WHAT NEEDS TO BE DONE
The records that follow should be retyped word for word.

(Extracted records)
-=-=-
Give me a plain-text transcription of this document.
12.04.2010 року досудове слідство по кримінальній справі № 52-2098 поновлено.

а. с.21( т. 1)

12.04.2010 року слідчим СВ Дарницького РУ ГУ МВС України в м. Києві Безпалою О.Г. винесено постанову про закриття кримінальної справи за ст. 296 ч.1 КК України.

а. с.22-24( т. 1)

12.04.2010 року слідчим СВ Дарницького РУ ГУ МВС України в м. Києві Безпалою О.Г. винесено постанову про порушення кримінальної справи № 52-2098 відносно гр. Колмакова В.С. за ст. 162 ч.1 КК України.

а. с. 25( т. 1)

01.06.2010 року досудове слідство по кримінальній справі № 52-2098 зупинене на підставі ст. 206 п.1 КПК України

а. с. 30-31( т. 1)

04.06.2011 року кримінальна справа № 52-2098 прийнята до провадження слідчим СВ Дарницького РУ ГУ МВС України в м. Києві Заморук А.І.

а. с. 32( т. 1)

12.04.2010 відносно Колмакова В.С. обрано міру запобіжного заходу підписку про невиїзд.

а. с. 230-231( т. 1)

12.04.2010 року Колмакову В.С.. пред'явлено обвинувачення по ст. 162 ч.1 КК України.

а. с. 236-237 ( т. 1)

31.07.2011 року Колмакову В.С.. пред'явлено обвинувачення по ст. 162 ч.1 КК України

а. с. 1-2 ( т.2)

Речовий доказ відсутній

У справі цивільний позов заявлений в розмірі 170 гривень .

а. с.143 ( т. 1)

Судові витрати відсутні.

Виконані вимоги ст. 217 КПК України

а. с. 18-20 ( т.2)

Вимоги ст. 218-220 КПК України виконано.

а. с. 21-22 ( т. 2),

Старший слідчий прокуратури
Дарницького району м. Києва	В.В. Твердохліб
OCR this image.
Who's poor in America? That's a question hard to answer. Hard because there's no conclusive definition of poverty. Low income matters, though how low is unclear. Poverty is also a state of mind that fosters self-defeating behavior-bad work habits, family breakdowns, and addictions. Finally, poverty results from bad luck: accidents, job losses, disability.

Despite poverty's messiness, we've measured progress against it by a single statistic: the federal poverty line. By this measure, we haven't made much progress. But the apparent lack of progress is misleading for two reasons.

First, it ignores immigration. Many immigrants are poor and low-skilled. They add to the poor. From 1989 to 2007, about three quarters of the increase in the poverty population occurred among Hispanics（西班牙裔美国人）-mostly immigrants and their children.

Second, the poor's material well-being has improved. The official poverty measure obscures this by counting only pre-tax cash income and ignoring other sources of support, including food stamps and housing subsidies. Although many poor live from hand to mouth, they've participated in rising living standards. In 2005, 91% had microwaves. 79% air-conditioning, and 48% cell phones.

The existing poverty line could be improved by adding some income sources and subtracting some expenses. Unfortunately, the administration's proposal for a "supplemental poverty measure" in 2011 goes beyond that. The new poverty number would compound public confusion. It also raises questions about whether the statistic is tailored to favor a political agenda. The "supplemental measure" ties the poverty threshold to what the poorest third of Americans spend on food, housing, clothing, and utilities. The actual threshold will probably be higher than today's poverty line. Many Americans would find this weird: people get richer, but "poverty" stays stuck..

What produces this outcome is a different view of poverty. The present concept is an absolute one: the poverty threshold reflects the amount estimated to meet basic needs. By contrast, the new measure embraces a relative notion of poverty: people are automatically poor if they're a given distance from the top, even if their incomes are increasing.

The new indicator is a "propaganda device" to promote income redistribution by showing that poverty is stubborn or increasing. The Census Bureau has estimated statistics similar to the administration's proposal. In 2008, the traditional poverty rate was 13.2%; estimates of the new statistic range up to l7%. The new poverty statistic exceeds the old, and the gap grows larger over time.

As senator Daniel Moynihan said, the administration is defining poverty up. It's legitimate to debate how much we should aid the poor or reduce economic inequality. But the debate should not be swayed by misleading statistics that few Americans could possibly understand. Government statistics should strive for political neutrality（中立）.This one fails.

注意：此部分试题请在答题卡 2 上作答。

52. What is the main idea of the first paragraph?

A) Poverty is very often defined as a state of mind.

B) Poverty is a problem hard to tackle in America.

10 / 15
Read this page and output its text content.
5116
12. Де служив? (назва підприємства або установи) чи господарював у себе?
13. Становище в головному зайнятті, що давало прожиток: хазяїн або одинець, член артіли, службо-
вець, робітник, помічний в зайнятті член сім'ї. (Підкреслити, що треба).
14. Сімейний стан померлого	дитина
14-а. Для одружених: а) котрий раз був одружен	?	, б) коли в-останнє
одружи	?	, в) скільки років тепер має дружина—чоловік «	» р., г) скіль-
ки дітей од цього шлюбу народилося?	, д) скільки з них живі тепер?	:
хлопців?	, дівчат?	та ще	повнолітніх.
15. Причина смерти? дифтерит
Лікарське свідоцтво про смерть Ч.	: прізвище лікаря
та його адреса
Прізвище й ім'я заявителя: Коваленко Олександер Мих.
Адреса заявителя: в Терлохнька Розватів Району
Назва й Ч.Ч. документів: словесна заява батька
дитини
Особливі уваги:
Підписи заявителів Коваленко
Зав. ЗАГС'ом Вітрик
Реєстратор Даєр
-=-=-
ANSWER TO THE EXERCISE
Give me a plain-text transcription of this document.
12.04.2010 року досудове слідство по кримінальній справі № 52-2098 поновлено.

а. с.21( т. 1)

12.04.2010 року слідчим СВ Дарницького РУ ГУ МВС України в м. Києві Безпалою О.Г. винесено постанову про закриття кримінальної справи за ст. 296 ч.1 КК України.

а. с.22-24( т. 1)

12.04.2010 року слідчим СВ Дарницького РУ ГУ МВС України в м. Києві Безпалою О.Г. винесено постанову про порушення кримінальної справи № 52-2098 відносно гр. Колмакова В.С. за ст. 162 ч.1 КК України.

а. с. 25( т. 1)

01.06.2010 року досудове слідство по кримінальній справі № 52-2098 зупинене на підставі ст. 206 п.1 КПК України

а. с. 30-31( т. 1)

04.06.2011 року кримінальна справа № 52-2098 прийнята до провадження слідчим СВ Дарницького РУ ГУ МВС України в м. Києві Заморук А.І.

а. с. 32( т. 1)

12.04.2010 відносно Колмакова В.С. обрано міру запобіжного заходу підписку про невиїзд.

а. с. 230-231( т. 1)

12.04.2010 року Колмакову В.С.. пред'явлено обвинувачення по ст. 162 ч.1 КК України.

а. с. 236-237 ( т. 1)

31.07.2011 року Колмакову В.С.. пред'явлено обвинувачення по ст. 162 ч.1 КК України

а. с. 1-2 ( т.2)

Речовий доказ відсутній

У справі цивільний позов заявлений в розмірі 170 гривень .

а. с.143 ( т. 1)

Судові витрати відсутні.

Виконані вимоги ст. 217 КПК України

а. с. 18-20 ( т.2)

Вимоги ст. 218-220 КПК України виконано.

а. с. 21-22 ( т. 2),

Старший слідчий прокуратури
Дарницького району м. Києва	В.В. Твердохліб
OCR this image.
Who's poor in America? That's a question hard to answer. Hard because there's no conclusive definition of poverty. Low income matters, though how low is unclear. Poverty is also a state of mind that fosters self-defeating behavior-bad work habits, family breakdowns, and addictions. Finally, poverty results from bad luck: accidents, job losses, disability.

Despite poverty's messiness, we've measured progress against it by a single statistic: the federal poverty line. By this measure, we haven't made much progress. But the apparent lack of progress is misleading for two reasons.

First, it ignores immigration. Many immigrants are poor and low-skilled. They add to the poor. From 1989 to 2007, about three quarters of the increase in the poverty population occurred among Hispanics（西班牙裔美国人）-mostly immigrants and their children.

Second, the poor's material well-being has improved. The official poverty measure obscures this by counting only pre-tax cash income and ignoring other sources of support, including food stamps and housing subsidies. Although many poor live from hand to mouth, they've participated in rising living standards. In 2005, 91% had microwaves. 79% air-conditioning, and 48% cell phones.

The existing poverty line could be improved by adding some income sources and subtracting some expenses. Unfortunately, the administration's proposal for a "supplemental poverty measure" in 2011 goes beyond that. The new poverty number would compound public confusion. It also raises questions about whether the statistic is tailored to favor a political agenda. The "supplemental measure" ties the poverty threshold to what the poorest third of Americans spend on food, housing, clothing, and utilities. The actual threshold will probably be higher than today's poverty line. Many Americans would find this weird: people get richer, but "poverty" stays stuck..

What produces this outcome is a different view of poverty. The present concept is an absolute one: the poverty threshold reflects the amount estimated to meet basic needs. By contrast, the new measure embraces a relative notion of poverty: people are automatically poor if they're a given distance from the top, even if their incomes are increasing.

The new indicator is a "propaganda device" to promote income redistribution by showing that poverty is stubborn or increasing. The Census Bureau has estimated statistics similar to the administration's proposal. In 2008, the traditional poverty rate was 13.2%; estimates of the new statistic range up to l7%. The new poverty statistic exceeds the old, and the gap grows larger over time.

As senator Daniel Moynihan said, the administration is defining poverty up. It's legitimate to debate how much we should aid the poor or reduce economic inequality. But the debate should not be swayed by misleading statistics that few Americans could possibly understand. Government statistics should strive for political neutrality（中立）.This one fails.

注意：此部分试题请在答题卡 2 上作答。

52. What is the main idea of the first paragraph?

A) Poverty is very often defined as a state of mind.

B) Poverty is a problem hard to tackle in America.

10 / 15
Read this page and output its text content.
5116
12. Де служив? (назва підприємства або установи) чи господарював у себе?
13. Становище в головному зайнятті, що давало прожиток: хазяїн або одинець, член артіли, службо-
вець, робітник, помічний в зайнятті член сім'ї. (Підкреслити, що треба).
14. Сімейний стан померлого	дитина
14-а. Для одружених: а) котрий раз був одружен	?	, б) коли в-останнє
одружи	?	, в) скільки років тепер має дружина—чоловік «	» р., г) скіль-
ки дітей од цього шлюбу народилося?	, д) скільки з них живі тепер?	:
хлопців?	, дівчат?	та ще	повнолітніх.
15. Причина смерти? дифтерит
Лікарське свідоцтво про смерть Ч.	: прізвище лікаря
та його адреса
Прізвище й ім'я заявителя: Коваленко Олександер Мих.
Адреса заявителя: в Терлохнька Розватів Району
Назва й Ч.Ч. документів: словесна заява батька
дитини
Особливі уваги:
Підписи заявителів Коваленко
Зав. ЗАГС'ом Вітрик
Реєстратор Даєр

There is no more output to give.